**SET PROBLEM**
Arrange the lines from the start of the material through the line with "legend-swatch (286, 27, 301, 42)", including that line, as a numbered list, leaving out any blank lines and anything after it.

**SUPPLIED RECORDS**
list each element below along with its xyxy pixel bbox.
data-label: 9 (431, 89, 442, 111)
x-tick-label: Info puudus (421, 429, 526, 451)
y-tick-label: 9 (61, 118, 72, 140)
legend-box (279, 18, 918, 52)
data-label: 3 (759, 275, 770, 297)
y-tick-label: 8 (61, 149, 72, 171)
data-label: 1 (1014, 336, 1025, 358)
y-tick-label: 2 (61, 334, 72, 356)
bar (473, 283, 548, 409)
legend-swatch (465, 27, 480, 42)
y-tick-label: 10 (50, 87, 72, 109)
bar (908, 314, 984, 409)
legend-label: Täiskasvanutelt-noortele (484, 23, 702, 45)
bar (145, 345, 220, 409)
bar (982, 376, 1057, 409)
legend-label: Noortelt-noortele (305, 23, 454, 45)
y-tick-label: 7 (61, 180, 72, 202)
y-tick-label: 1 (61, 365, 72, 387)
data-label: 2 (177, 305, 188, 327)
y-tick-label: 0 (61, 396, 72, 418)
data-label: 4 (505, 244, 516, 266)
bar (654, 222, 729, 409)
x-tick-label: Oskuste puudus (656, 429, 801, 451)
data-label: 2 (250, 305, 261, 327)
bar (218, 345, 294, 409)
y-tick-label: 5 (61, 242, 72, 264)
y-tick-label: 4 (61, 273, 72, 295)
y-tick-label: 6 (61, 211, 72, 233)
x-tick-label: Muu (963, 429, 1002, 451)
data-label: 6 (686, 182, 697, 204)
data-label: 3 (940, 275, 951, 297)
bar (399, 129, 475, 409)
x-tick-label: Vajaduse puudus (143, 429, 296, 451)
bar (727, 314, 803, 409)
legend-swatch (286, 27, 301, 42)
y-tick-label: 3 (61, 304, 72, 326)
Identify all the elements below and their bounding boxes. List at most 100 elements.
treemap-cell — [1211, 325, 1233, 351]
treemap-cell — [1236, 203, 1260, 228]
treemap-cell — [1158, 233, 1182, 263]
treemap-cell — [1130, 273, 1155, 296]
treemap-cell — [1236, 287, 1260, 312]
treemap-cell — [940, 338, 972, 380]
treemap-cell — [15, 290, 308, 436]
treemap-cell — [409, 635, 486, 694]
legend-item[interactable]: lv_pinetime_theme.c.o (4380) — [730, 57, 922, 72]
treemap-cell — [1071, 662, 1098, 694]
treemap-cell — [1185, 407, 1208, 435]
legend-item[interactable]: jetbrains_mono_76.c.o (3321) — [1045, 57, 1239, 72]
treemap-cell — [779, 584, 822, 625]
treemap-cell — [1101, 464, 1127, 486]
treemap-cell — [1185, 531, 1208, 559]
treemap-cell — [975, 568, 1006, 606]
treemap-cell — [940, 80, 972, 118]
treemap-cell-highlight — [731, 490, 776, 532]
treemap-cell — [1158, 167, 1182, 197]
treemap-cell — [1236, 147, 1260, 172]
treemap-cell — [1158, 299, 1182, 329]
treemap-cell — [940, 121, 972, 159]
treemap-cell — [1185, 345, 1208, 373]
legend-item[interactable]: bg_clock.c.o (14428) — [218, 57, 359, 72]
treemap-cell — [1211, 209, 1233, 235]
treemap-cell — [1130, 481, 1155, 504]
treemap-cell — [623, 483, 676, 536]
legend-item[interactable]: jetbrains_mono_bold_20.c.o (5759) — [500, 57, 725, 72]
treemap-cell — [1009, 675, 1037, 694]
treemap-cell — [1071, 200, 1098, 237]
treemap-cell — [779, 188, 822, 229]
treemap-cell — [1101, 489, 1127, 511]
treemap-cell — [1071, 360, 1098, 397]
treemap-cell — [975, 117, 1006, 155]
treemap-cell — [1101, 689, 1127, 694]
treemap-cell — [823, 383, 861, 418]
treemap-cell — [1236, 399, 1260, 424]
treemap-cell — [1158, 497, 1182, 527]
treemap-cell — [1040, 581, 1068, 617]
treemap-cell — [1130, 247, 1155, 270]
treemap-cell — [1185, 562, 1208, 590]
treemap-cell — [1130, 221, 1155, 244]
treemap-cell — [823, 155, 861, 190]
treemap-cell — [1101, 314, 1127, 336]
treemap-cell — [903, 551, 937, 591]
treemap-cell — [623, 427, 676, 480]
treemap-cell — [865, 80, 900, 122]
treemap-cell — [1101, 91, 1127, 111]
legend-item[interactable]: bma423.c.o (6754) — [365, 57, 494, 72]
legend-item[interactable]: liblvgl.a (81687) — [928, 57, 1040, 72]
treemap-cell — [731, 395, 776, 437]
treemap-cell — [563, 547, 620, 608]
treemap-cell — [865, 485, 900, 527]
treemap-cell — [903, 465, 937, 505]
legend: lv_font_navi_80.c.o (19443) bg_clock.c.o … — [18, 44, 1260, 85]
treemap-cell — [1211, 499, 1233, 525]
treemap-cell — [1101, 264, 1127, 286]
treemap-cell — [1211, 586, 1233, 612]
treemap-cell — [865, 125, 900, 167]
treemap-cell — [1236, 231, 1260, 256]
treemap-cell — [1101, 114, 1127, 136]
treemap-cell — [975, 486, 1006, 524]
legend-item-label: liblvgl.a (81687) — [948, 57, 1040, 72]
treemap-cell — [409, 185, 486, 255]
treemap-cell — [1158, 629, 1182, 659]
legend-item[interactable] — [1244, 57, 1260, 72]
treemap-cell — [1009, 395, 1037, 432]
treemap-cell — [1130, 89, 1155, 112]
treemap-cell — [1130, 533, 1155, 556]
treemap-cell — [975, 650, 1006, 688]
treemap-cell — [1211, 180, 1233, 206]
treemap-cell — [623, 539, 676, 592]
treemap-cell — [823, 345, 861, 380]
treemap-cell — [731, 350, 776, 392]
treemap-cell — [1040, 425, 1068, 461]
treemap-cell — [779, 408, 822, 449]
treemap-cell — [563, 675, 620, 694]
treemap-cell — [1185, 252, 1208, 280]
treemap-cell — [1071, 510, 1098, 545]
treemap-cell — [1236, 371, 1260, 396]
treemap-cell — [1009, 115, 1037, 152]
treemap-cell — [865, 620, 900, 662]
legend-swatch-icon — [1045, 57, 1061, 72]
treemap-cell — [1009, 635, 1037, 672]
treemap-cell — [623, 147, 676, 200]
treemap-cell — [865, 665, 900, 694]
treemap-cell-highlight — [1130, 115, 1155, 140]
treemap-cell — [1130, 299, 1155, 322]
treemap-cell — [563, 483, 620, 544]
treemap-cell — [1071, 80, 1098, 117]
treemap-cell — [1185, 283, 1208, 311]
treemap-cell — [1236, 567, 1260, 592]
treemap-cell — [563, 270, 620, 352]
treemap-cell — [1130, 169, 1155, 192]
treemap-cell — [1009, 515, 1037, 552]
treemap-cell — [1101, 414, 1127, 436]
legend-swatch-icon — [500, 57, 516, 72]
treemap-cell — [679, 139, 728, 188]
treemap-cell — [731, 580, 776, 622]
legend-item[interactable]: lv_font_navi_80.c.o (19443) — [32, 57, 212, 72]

**TASK RESULT**
1. list each element below along with its xyxy pixel bbox.
2. data-label: 9 (431, 89, 442, 111)
3. x-tick-label: Info puudus (421, 429, 526, 451)
4. y-tick-label: 9 (61, 118, 72, 140)
5. legend-box (279, 18, 918, 52)
6. data-label: 3 (759, 275, 770, 297)
7. y-tick-label: 8 (61, 149, 72, 171)
8. data-label: 1 (1014, 336, 1025, 358)
9. y-tick-label: 2 (61, 334, 72, 356)
10. bar (473, 283, 548, 409)
11. legend-swatch (465, 27, 480, 42)
12. y-tick-label: 10 (50, 87, 72, 109)
13. bar (908, 314, 984, 409)
14. legend-label: Täiskasvanutelt-noortele (484, 23, 702, 45)
15. bar (145, 345, 220, 409)
16. bar (982, 376, 1057, 409)
17. legend-label: Noortelt-noortele (305, 23, 454, 45)
18. y-tick-label: 7 (61, 180, 72, 202)
19. y-tick-label: 1 (61, 365, 72, 387)
20. data-label: 2 (177, 305, 188, 327)
21. y-tick-label: 0 (61, 396, 72, 418)
22. data-label: 4 (505, 244, 516, 266)
23. bar (654, 222, 729, 409)
24. x-tick-label: Oskuste puudus (656, 429, 801, 451)
25. data-label: 2 (250, 305, 261, 327)
26. bar (218, 345, 294, 409)
27. y-tick-label: 5 (61, 242, 72, 264)
28. y-tick-label: 4 (61, 273, 72, 295)
29. y-tick-label: 6 (61, 211, 72, 233)
30. x-tick-label: Muu (963, 429, 1002, 451)
31. data-label: 6 (686, 182, 697, 204)
32. data-label: 3 (940, 275, 951, 297)
33. bar (399, 129, 475, 409)
34. x-tick-label: Vajaduse puudus (143, 429, 296, 451)
35. bar (727, 314, 803, 409)
36. legend-swatch (286, 27, 301, 42)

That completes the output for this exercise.